** Begin LISTING **

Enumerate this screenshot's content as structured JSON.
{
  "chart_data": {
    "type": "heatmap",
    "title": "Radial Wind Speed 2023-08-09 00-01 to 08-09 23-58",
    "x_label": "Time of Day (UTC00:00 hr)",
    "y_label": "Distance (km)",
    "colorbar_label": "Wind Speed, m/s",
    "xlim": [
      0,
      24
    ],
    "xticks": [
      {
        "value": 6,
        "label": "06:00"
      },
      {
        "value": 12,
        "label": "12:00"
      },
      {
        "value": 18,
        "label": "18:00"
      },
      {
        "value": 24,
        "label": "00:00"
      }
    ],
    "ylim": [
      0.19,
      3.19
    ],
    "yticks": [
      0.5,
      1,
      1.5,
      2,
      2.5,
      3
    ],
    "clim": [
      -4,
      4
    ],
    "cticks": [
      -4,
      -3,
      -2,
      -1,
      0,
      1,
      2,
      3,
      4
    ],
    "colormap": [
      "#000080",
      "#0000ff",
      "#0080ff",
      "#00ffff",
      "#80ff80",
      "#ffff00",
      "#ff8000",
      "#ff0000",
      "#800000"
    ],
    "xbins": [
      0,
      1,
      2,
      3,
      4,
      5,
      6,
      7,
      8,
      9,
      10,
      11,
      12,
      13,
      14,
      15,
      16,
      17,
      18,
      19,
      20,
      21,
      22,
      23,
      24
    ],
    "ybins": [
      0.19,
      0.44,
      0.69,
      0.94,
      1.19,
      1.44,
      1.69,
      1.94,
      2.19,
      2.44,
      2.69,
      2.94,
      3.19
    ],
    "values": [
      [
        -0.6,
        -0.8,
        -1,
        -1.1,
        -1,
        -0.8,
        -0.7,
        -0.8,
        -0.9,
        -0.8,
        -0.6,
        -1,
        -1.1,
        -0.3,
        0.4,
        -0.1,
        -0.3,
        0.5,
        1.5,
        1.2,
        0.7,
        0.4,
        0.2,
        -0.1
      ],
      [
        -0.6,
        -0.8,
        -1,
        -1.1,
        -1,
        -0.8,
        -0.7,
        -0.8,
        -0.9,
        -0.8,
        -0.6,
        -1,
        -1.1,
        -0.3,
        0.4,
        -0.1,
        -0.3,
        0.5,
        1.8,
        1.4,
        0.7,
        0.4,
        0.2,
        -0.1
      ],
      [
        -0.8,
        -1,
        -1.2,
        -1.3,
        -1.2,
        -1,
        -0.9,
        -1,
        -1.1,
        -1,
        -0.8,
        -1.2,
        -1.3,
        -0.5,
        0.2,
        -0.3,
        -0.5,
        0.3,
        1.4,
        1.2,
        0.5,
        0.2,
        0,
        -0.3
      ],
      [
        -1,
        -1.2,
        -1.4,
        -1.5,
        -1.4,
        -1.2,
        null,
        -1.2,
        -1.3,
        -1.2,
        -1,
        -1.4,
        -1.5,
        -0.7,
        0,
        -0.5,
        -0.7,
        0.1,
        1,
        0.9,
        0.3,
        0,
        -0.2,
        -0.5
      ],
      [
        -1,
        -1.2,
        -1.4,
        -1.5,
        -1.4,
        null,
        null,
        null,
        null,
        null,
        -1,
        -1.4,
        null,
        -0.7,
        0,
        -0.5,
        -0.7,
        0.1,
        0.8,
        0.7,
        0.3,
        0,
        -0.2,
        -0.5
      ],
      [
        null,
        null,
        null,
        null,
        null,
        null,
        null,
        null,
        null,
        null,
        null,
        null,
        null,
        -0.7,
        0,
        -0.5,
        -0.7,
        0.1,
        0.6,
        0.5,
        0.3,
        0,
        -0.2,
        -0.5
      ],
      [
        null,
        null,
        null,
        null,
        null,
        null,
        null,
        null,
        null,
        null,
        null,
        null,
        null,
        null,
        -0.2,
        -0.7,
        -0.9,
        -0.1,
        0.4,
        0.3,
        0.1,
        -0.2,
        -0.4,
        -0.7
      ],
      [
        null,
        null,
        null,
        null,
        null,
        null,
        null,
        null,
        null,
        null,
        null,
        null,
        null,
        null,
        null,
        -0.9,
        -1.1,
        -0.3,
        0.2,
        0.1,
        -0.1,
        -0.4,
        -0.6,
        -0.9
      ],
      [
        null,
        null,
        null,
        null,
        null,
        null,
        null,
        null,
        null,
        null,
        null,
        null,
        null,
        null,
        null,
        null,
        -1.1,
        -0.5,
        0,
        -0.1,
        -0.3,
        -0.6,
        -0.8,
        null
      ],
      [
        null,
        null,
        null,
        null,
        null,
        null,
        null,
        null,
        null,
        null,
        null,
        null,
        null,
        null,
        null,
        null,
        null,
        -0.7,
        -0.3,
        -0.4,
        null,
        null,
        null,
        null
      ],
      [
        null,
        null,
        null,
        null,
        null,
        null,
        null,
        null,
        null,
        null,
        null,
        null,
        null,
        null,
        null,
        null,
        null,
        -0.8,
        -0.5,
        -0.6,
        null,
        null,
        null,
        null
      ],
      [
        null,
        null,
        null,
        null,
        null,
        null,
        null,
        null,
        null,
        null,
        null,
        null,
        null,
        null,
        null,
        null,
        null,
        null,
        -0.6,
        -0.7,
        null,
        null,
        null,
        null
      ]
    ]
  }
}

** End LISTING **

◆ THE EXERCISE
Return all the data above once more, precisely as given.

◆ RESPONSE TO THIS TASK
Enumerate this screenshot's content as structured JSON.
{
  "chart_data": {
    "type": "heatmap",
    "title": "Radial Wind Speed 2023-08-09 00-01 to 08-09 23-58",
    "x_label": "Time of Day (UTC00:00 hr)",
    "y_label": "Distance (km)",
    "colorbar_label": "Wind Speed, m/s",
    "xlim": [
      0,
      24
    ],
    "xticks": [
      {
        "value": 6,
        "label": "06:00"
      },
      {
        "value": 12,
        "label": "12:00"
      },
      {
        "value": 18,
        "label": "18:00"
      },
      {
        "value": 24,
        "label": "00:00"
      }
    ],
    "ylim": [
      0.19,
      3.19
    ],
    "yticks": [
      0.5,
      1,
      1.5,
      2,
      2.5,
      3
    ],
    "clim": [
      -4,
      4
    ],
    "cticks": [
      -4,
      -3,
      -2,
      -1,
      0,
      1,
      2,
      3,
      4
    ],
    "colormap": [
      "#000080",
      "#0000ff",
      "#0080ff",
      "#00ffff",
      "#80ff80",
      "#ffff00",
      "#ff8000",
      "#ff0000",
      "#800000"
    ],
    "xbins": [
      0,
      1,
      2,
      3,
      4,
      5,
      6,
      7,
      8,
      9,
      10,
      11,
      12,
      13,
      14,
      15,
      16,
      17,
      18,
      19,
      20,
      21,
      22,
      23,
      24
    ],
    "ybins": [
      0.19,
      0.44,
      0.69,
      0.94,
      1.19,
      1.44,
      1.69,
      1.94,
      2.19,
      2.44,
      2.69,
      2.94,
      3.19
    ],
    "values": [
      [
        -0.6,
        -0.8,
        -1,
        -1.1,
        -1,
        -0.8,
        -0.7,
        -0.8,
        -0.9,
        -0.8,
        -0.6,
        -1,
        -1.1,
        -0.3,
        0.4,
        -0.1,
        -0.3,
        0.5,
        1.5,
        1.2,
        0.7,
        0.4,
        0.2,
        -0.1
      ],
      [
        -0.6,
        -0.8,
        -1,
        -1.1,
        -1,
        -0.8,
        -0.7,
        -0.8,
        -0.9,
        -0.8,
        -0.6,
        -1,
        -1.1,
        -0.3,
        0.4,
        -0.1,
        -0.3,
        0.5,
        1.8,
        1.4,
        0.7,
        0.4,
        0.2,
        -0.1
      ],
      [
        -0.8,
        -1,
        -1.2,
        -1.3,
        -1.2,
        -1,
        -0.9,
        -1,
        -1.1,
        -1,
        -0.8,
        -1.2,
        -1.3,
        -0.5,
        0.2,
        -0.3,
        -0.5,
        0.3,
        1.4,
        1.2,
        0.5,
        0.2,
        0,
        -0.3
      ],
      [
        -1,
        -1.2,
        -1.4,
        -1.5,
        -1.4,
        -1.2,
        null,
        -1.2,
        -1.3,
        -1.2,
        -1,
        -1.4,
        -1.5,
        -0.7,
        0,
        -0.5,
        -0.7,
        0.1,
        1,
        0.9,
        0.3,
        0,
        -0.2,
        -0.5
      ],
      [
        -1,
        -1.2,
        -1.4,
        -1.5,
        -1.4,
        null,
        null,
        null,
        null,
        null,
        -1,
        -1.4,
        null,
        -0.7,
        0,
        -0.5,
        -0.7,
        0.1,
        0.8,
        0.7,
        0.3,
        0,
        -0.2,
        -0.5
      ],
      [
        null,
        null,
        null,
        null,
        null,
        null,
        null,
        null,
        null,
        null,
        null,
        null,
        null,
        -0.7,
        0,
        -0.5,
        -0.7,
        0.1,
        0.6,
        0.5,
        0.3,
        0,
        -0.2,
        -0.5
      ],
      [
        null,
        null,
        null,
        null,
        null,
        null,
        null,
        null,
        null,
        null,
        null,
        null,
        null,
        null,
        -0.2,
        -0.7,
        -0.9,
        -0.1,
        0.4,
        0.3,
        0.1,
        -0.2,
        -0.4,
        -0.7
      ],
      [
        null,
        null,
        null,
        null,
        null,
        null,
        null,
        null,
        null,
        null,
        null,
        null,
        null,
        null,
        null,
        -0.9,
        -1.1,
        -0.3,
        0.2,
        0.1,
        -0.1,
        -0.4,
        -0.6,
        -0.9
      ],
      [
        null,
        null,
        null,
        null,
        null,
        null,
        null,
        null,
        null,
        null,
        null,
        null,
        null,
        null,
        null,
        null,
        -1.1,
        -0.5,
        0,
        -0.1,
        -0.3,
        -0.6,
        -0.8,
        null
      ],
      [
        null,
        null,
        null,
        null,
        null,
        null,
        null,
        null,
        null,
        null,
        null,
        null,
        null,
        null,
        null,
        null,
        null,
        -0.7,
        -0.3,
        -0.4,
        null,
        null,
        null,
        null
      ],
      [
        null,
        null,
        null,
        null,
        null,
        null,
        null,
        null,
        null,
        null,
        null,
        null,
        null,
        null,
        null,
        null,
        null,
        -0.8,
        -0.5,
        -0.6,
        null,
        null,
        null,
        null
      ],
      [
        null,
        null,
        null,
        null,
        null,
        null,
        null,
        null,
        null,
        null,
        null,
        null,
        null,
        null,
        null,
        null,
        null,
        null,
        -0.6,
        -0.7,
        null,
        null,
        null,
        null
      ]
    ]
  }
}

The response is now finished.